## ROWS
■ ■ ■ ■ ■

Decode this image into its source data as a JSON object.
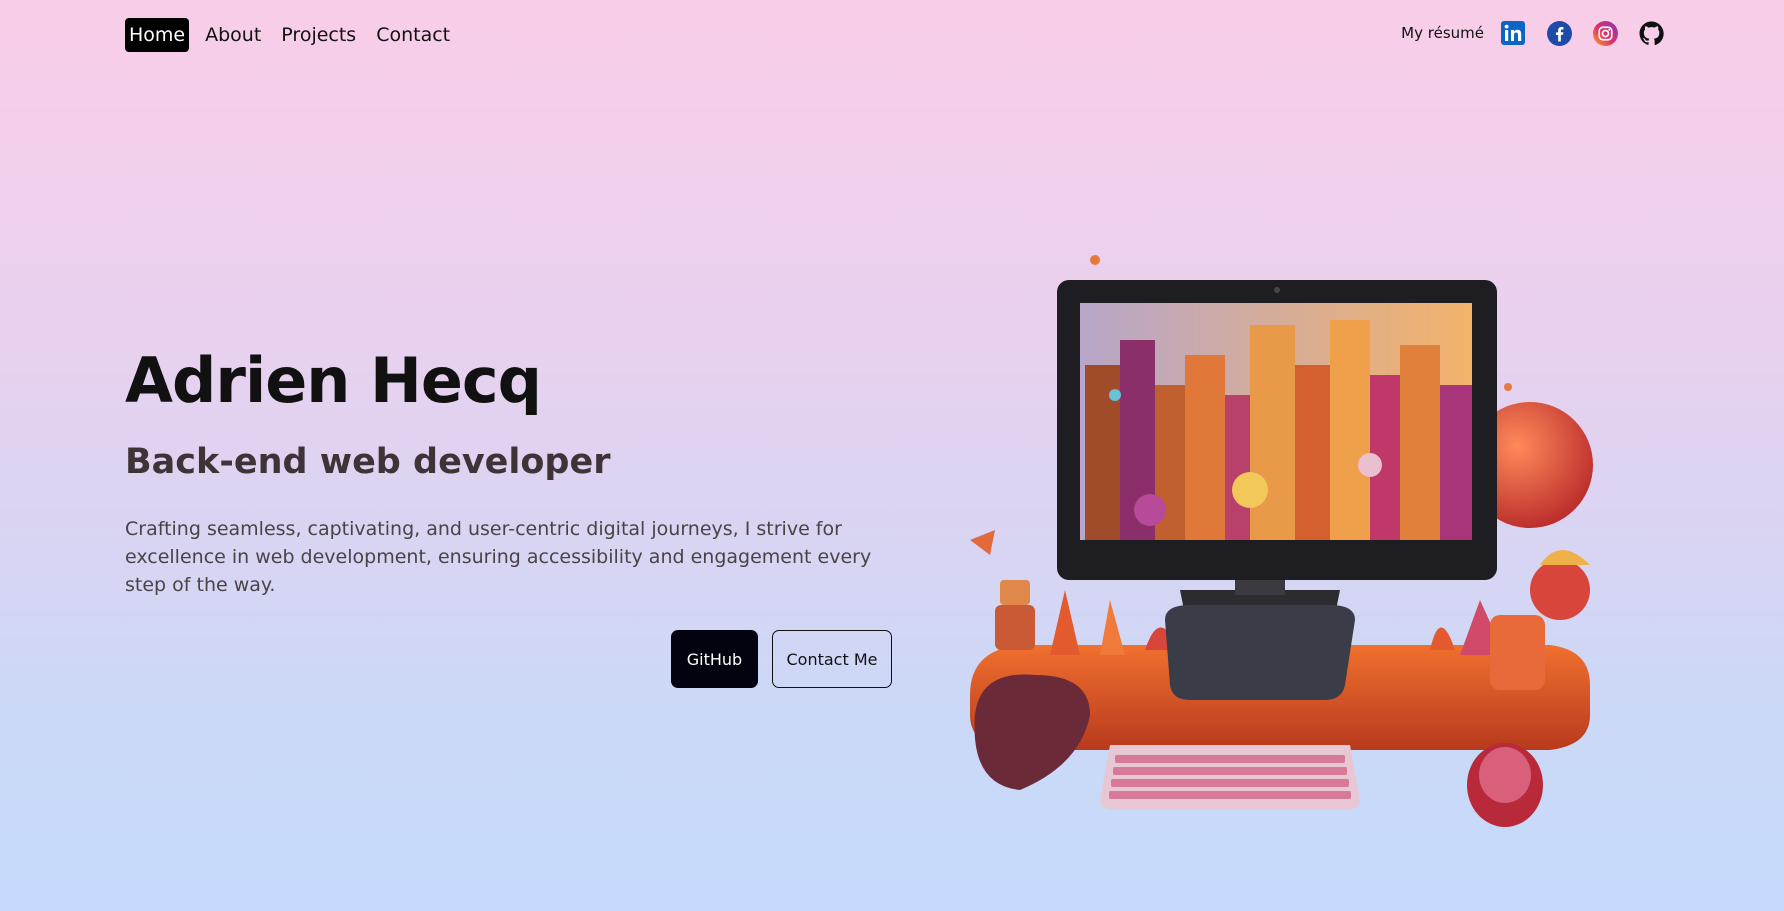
{
  "nav": {
    "items": [
      {
        "label": "Home",
        "active": true
      },
      {
        "label": "About",
        "active": false
      },
      {
        "label": "Projects",
        "active": false
      },
      {
        "label": "Contact",
        "active": false
      }
    ],
    "resume_label": "My résumé",
    "social": [
      {
        "icon": "linkedin-icon",
        "color": "#0a66c2"
      },
      {
        "icon": "facebook-icon",
        "color": "#1877f2"
      },
      {
        "icon": "instagram-icon",
        "color": "#c13584"
      },
      {
        "icon": "github-icon",
        "color": "#111111"
      }
    ]
  },
  "hero": {
    "name": "Adrien Hecq",
    "role": "Back-end web developer",
    "description": "Crafting seamless, captivating, and user-centric digital journeys, I strive for excellence in web development, ensuring accessibility and engagement every step of the way.",
    "github_button": "GitHub",
    "contact_button": "Contact Me"
  },
  "colors": {
    "background_top": "#f9cde8",
    "background_bottom": "#c4dafb",
    "primary_button": "#03030f"
  }
}
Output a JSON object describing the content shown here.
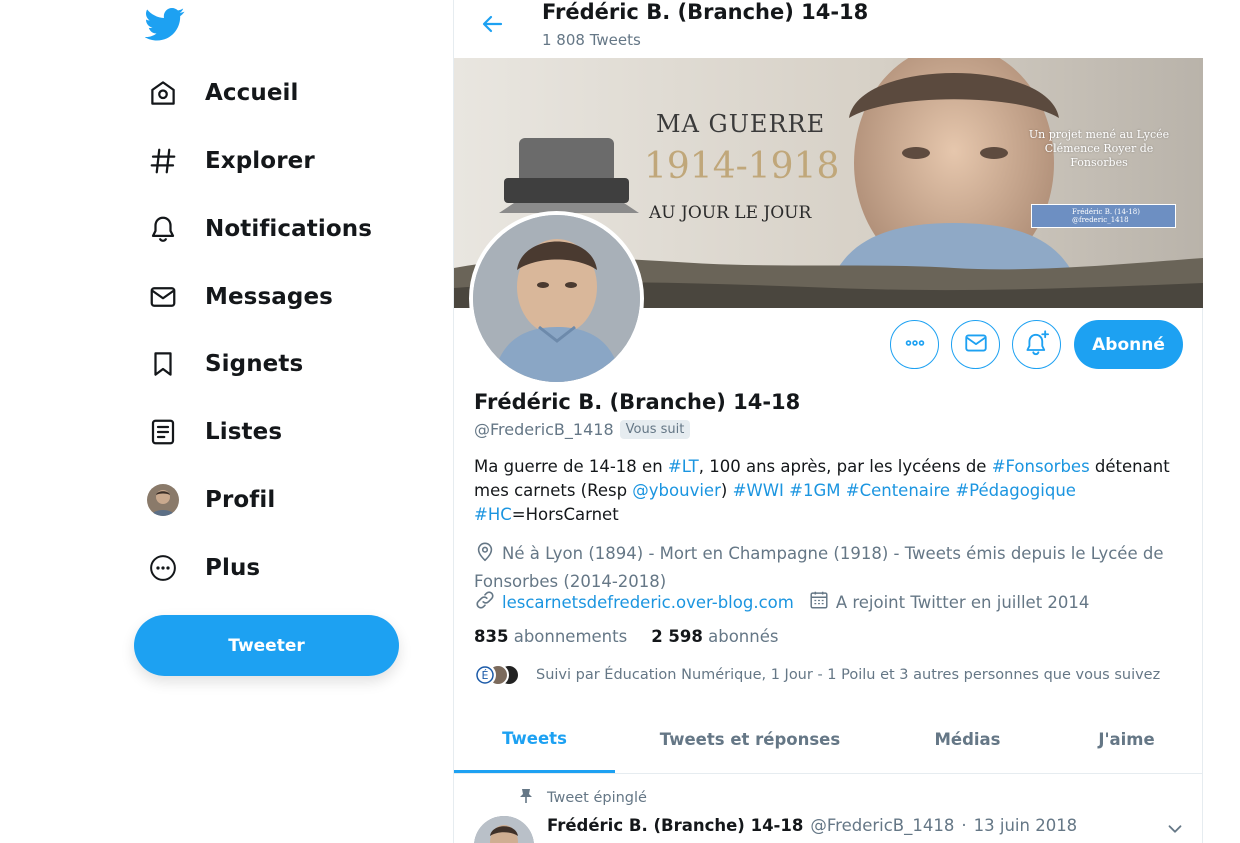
{
  "sidebar": {
    "logo": "twitter-bird-icon",
    "items": [
      {
        "label": "Accueil",
        "icon": "home-icon"
      },
      {
        "label": "Explorer",
        "icon": "hashtag-icon"
      },
      {
        "label": "Notifications",
        "icon": "bell-icon"
      },
      {
        "label": "Messages",
        "icon": "envelope-icon"
      },
      {
        "label": "Signets",
        "icon": "bookmark-icon"
      },
      {
        "label": "Listes",
        "icon": "list-icon"
      },
      {
        "label": "Profil",
        "icon": "avatar"
      },
      {
        "label": "Plus",
        "icon": "more-circle-icon"
      }
    ],
    "tweet_button": "Tweeter"
  },
  "header": {
    "title": "Frédéric B. (Branche) 14-18",
    "tweet_count": "1 808 Tweets"
  },
  "banner": {
    "line1": "MA GUERRE",
    "years": "1914-1918",
    "line2": "AU JOUR LE JOUR",
    "project_line1": "Un projet mené au Lycée",
    "project_line2": "Clémence Royer de Fonsorbes",
    "badge_name": "Frédéric B. (14-18)",
    "badge_handle": "@frederic_1418"
  },
  "profile": {
    "name": "Frédéric B. (Branche) 14-18",
    "handle": "@FredericB_1418",
    "follows_you": "Vous suit",
    "follow_button": "Abonné",
    "bio": {
      "t1": "Ma guerre de 14-18 en ",
      "h_lt": "#LT",
      "t2": ", 100 ans après, par les lycéens de ",
      "h_fonsorbes": "#Fonsorbes",
      "t3": " détenant mes carnets (Resp ",
      "m_ybouvier": "@ybouvier",
      "t4": ") ",
      "h_wwi": "#WWI",
      "h_1gm": "#1GM",
      "h_centenaire": "#Centenaire",
      "h_pedagogique": "#Pédagogique",
      "h_hc": "#HC",
      "t5": "=HorsCarnet"
    },
    "location": "Né à Lyon (1894) - Mort en Champagne (1918) - Tweets émis depuis le Lycée de Fonsorbes (2014-2018)",
    "website": "lescarnetsdefrederic.over-blog.com",
    "joined": "A rejoint Twitter en juillet 2014",
    "following_count": "835",
    "following_label": "abonnements",
    "followers_count": "2 598",
    "followers_label": "abonnés",
    "followed_by": "Suivi par Éducation Numérique, 1 Jour - 1 Poilu et 3 autres personnes que vous suivez"
  },
  "tabs": [
    {
      "label": "Tweets",
      "active": true
    },
    {
      "label": "Tweets et réponses",
      "active": false
    },
    {
      "label": "Médias",
      "active": false
    },
    {
      "label": "J'aime",
      "active": false
    }
  ],
  "pinned_tweet": {
    "pinned_label": "Tweet épinglé",
    "author": "Frédéric B. (Branche) 14-18",
    "handle": "@FredericB_1418",
    "separator": "·",
    "date": "13 juin 2018"
  },
  "colors": {
    "accent": "#1da1f2",
    "link": "#1b95e0",
    "muted": "#657786",
    "text": "#14171a",
    "border": "#e6ecf0"
  }
}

■ ■ ■ ■ ■

## DIRECTIVE
Without including the pictures, reproduce all entries exactly.

## COMPLETED TASK
Decode this image into its source data as a JSON object.
{
  "nav": {
    "items": [
      {
        "label": "Home",
        "active": true
      },
      {
        "label": "About",
        "active": false
      },
      {
        "label": "Projects",
        "active": false
      },
      {
        "label": "Contact",
        "active": false
      }
    ],
    "resume_label": "My résumé",
    "social": [
      {
        "icon": "linkedin-icon",
        "color": "#0a66c2"
      },
      {
        "icon": "facebook-icon",
        "color": "#1877f2"
      },
      {
        "icon": "instagram-icon",
        "color": "#c13584"
      },
      {
        "icon": "github-icon",
        "color": "#111111"
      }
    ]
  },
  "hero": {
    "name": "Adrien Hecq",
    "role": "Back-end web developer",
    "description": "Crafting seamless, captivating, and user-centric digital journeys, I strive for excellence in web development, ensuring accessibility and engagement every step of the way.",
    "github_button": "GitHub",
    "contact_button": "Contact Me"
  },
  "colors": {
    "background_top": "#f9cde8",
    "background_bottom": "#c4dafb",
    "primary_button": "#03030f"
  }
}
Output a JSON object describing the content shown here.
{
  "sidebar": {
    "logo": "twitter-bird-icon",
    "items": [
      {
        "label": "Accueil",
        "icon": "home-icon"
      },
      {
        "label": "Explorer",
        "icon": "hashtag-icon"
      },
      {
        "label": "Notifications",
        "icon": "bell-icon"
      },
      {
        "label": "Messages",
        "icon": "envelope-icon"
      },
      {
        "label": "Signets",
        "icon": "bookmark-icon"
      },
      {
        "label": "Listes",
        "icon": "list-icon"
      },
      {
        "label": "Profil",
        "icon": "avatar"
      },
      {
        "label": "Plus",
        "icon": "more-circle-icon"
      }
    ],
    "tweet_button": "Tweeter"
  },
  "header": {
    "title": "Frédéric B. (Branche) 14-18",
    "tweet_count": "1 808 Tweets"
  },
  "banner": {
    "line1": "MA GUERRE",
    "years": "1914-1918",
    "line2": "AU JOUR LE JOUR",
    "project_line1": "Un projet mené au Lycée",
    "project_line2": "Clémence Royer de Fonsorbes",
    "badge_name": "Frédéric B. (14-18)",
    "badge_handle": "@frederic_1418"
  },
  "profile": {
    "name": "Frédéric B. (Branche) 14-18",
    "handle": "@FredericB_1418",
    "follows_you": "Vous suit",
    "follow_button": "Abonné",
    "bio": {
      "t1": "Ma guerre de 14-18 en ",
      "h_lt": "#LT",
      "t2": ", 100 ans après, par les lycéens de ",
      "h_fonsorbes": "#Fonsorbes",
      "t3": " détenant mes carnets (Resp ",
      "m_ybouvier": "@ybouvier",
      "t4": ") ",
      "h_wwi": "#WWI",
      "h_1gm": "#1GM",
      "h_centenaire": "#Centenaire",
      "h_pedagogique": "#Pédagogique",
      "h_hc": "#HC",
      "t5": "=HorsCarnet"
    },
    "location": "Né à Lyon (1894) - Mort en Champagne (1918) - Tweets émis depuis le Lycée de Fonsorbes (2014-2018)",
    "website": "lescarnetsdefrederic.over-blog.com",
    "joined": "A rejoint Twitter en juillet 2014",
    "following_count": "835",
    "following_label": "abonnements",
    "followers_count": "2 598",
    "followers_label": "abonnés",
    "followed_by": "Suivi par Éducation Numérique, 1 Jour - 1 Poilu et 3 autres personnes que vous suivez"
  },
  "tabs": [
    {
      "label": "Tweets",
      "active": true
    },
    {
      "label": "Tweets et réponses",
      "active": false
    },
    {
      "label": "Médias",
      "active": false
    },
    {
      "label": "J'aime",
      "active": false
    }
  ],
  "pinned_tweet": {
    "pinned_label": "Tweet épinglé",
    "author": "Frédéric B. (Branche) 14-18",
    "handle": "@FredericB_1418",
    "separator": "·",
    "date": "13 juin 2018"
  },
  "colors": {
    "accent": "#1da1f2",
    "link": "#1b95e0",
    "muted": "#657786",
    "text": "#14171a",
    "border": "#e6ecf0"
  }
}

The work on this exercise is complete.